• [Source document]
====

Yeah, and as Wolfgang wrote one can trigger a modification of the butter after write was issued, this can be due to a simple bug or a targeted attack on, e.g., a hosting platform. And even if it's a bug, bugs are, well, quite widespread, so a storage technology should be resilient to those.
In any way the fact that there is a test case that can make this happen is enough for it to be a problem, the kernel cannot tell the difference if a user space behavior is made possible through a made up test case or a (also made up) "real" program. I mean basically all modern (security) attacks are quite gibberish and odd in what they do code wise, that's not an argument to not fix an issue though.
The "re-use just swapped out memory" is one vector Wolfgang singled out, but there can be others. And sure O_DIRECT is a PITA interface and if everything behaves well this would not be a problem, but file systems and storage technology holds user data, and as such are simply held to a higher standard; as mentioned by Wolfgang/Fabian, that's why md-RAID is just not an option for Proxmox VE.
and i for myself failed to find any reference/real world example/report/bugzilla entry on this bug being triggered by a virtual machine.
I'm not sure what you mean here, the virtual machine is just running the guest OS and its user space, as long as the disk cache is "none" or the disks are directly passed through any code running there can trigger it. I mean, this thread was opened due to a user running into problems that were very real world for them.
but i have a problem with O_DIRECT being a "valid" or "supported" feature of mdraid , when it can easily be broken by userspace.

====

• [Recorded data]
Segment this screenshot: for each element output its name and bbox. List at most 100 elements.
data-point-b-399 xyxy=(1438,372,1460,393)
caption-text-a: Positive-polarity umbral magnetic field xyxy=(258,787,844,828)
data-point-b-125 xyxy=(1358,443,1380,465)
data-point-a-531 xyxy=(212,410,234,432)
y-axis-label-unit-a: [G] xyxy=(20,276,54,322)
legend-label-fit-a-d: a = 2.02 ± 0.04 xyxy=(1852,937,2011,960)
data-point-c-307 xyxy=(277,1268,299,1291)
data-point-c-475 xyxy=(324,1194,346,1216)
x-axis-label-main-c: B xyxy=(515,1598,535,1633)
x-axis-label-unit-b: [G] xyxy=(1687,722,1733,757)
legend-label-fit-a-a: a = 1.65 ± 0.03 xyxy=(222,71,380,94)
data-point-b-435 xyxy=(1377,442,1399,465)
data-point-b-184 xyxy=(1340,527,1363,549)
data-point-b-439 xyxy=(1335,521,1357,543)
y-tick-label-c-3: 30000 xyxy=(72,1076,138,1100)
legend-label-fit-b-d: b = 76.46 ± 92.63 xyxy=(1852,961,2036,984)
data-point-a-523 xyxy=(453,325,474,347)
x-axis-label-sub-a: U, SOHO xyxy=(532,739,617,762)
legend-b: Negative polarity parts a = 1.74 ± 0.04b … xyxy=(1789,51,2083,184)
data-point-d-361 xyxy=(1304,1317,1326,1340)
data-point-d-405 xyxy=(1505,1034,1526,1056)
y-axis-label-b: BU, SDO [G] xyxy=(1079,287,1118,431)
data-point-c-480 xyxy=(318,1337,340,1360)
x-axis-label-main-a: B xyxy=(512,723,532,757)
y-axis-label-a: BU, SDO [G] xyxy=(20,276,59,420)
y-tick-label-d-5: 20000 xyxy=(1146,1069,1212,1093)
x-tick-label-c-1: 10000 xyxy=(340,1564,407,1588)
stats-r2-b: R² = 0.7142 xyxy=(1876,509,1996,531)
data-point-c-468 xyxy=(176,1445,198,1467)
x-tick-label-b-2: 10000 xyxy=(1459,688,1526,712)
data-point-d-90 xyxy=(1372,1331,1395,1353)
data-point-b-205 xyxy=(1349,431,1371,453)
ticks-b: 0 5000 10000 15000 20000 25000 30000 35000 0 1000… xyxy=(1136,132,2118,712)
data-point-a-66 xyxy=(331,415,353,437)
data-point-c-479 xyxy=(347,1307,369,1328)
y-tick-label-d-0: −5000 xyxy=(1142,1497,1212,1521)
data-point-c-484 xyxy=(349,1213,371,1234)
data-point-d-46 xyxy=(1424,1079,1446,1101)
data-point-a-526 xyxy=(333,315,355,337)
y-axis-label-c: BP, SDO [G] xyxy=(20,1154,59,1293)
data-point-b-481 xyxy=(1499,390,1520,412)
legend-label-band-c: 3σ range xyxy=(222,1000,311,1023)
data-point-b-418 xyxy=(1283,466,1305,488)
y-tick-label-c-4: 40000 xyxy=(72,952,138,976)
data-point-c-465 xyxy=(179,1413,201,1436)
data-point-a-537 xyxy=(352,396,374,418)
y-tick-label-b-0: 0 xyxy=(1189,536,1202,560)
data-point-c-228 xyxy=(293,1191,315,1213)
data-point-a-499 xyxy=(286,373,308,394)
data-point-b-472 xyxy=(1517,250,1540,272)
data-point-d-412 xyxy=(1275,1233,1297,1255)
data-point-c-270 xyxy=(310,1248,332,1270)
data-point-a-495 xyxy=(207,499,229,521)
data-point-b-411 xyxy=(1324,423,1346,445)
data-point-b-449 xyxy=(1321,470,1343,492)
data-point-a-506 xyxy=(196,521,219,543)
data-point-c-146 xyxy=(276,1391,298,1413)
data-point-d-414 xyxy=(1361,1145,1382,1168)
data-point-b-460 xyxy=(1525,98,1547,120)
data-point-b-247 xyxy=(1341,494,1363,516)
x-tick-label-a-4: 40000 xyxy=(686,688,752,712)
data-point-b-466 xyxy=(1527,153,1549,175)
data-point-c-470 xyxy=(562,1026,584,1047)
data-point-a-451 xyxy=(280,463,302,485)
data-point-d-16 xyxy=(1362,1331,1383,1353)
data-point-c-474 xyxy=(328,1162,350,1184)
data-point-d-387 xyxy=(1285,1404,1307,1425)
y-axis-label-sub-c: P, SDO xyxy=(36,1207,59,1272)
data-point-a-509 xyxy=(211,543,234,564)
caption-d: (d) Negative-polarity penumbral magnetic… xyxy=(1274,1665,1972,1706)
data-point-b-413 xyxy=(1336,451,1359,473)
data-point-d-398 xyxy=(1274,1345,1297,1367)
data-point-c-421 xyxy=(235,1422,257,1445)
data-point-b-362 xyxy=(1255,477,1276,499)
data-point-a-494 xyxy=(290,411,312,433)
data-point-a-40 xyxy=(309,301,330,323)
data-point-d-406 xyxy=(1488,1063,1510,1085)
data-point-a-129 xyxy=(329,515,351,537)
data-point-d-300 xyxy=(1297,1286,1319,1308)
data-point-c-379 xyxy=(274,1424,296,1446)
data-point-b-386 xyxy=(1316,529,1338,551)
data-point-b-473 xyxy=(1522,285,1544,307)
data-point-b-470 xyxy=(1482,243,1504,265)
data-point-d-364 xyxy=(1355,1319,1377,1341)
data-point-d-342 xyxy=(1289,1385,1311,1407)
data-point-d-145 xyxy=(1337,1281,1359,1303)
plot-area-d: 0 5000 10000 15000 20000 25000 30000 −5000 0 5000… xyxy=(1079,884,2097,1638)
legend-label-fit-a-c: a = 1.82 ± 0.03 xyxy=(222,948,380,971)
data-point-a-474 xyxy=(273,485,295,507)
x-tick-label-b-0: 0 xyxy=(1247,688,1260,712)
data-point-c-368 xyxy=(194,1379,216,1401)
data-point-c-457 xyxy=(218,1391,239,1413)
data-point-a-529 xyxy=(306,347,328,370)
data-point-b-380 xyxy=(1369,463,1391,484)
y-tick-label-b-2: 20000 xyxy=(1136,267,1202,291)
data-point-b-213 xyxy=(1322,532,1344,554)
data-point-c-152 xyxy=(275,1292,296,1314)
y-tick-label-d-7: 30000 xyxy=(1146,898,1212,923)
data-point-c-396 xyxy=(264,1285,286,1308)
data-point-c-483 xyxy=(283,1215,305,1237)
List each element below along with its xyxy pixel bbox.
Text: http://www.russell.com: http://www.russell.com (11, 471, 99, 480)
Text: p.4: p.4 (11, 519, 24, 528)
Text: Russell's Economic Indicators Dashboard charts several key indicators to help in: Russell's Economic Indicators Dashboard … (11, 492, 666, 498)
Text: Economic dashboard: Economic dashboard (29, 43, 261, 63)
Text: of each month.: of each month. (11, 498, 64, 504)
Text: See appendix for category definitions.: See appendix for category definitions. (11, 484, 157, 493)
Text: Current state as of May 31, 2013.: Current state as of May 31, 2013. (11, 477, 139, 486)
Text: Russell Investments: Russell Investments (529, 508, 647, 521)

====

• [Actions to take]
• A. In the O_DIRECT discussion, which kinds of evidence does the line beginning "and i for myself" say could not be found about the bug being triggered by a virtual machine?
• B. What comes next in the O_DIRECT discussion? Continue it after its final line.

• [Exercise results]
• A.
- reference
- real world example
- report
- bugzilla entry

• B.
and i have a problem with that, if nobody knows that and that information is only hidden in a dead old bugzilla ticket or in the dephts of proxmox forum.

there should be some big "warning sign".
Yes, I get and understand your sentiment, this is not nice.

FWIW, the upcoming ZFS 2.3 adds O_DIRECT support in a safer manner, besides the fact that ZFS has scrubbing and repairing built in they also seem to be aware of the issue, as the PR mentions "O_DIRECT support in ZFS will always ensure there is coherency between buffered and O_DIRECT IO requests." and further down:
To ensure data integrity for all data written using O_DIRECT, all user pages are made stable in the event one
of the following is required:
Checksum
Compression
Encryption
Parity

By making the user pages stable, we make sure the contents of the user provided buffer can not be changed after
any of the above operations have taken place.
And sure, the implementation could also have bugs, but as it's designed for actually being safe with the problematic behavior that breaks MD-raid It's quite likely that the ZFS developers will rather fix it if anything comes up, and not try to discuss the problem away as being "synthetic".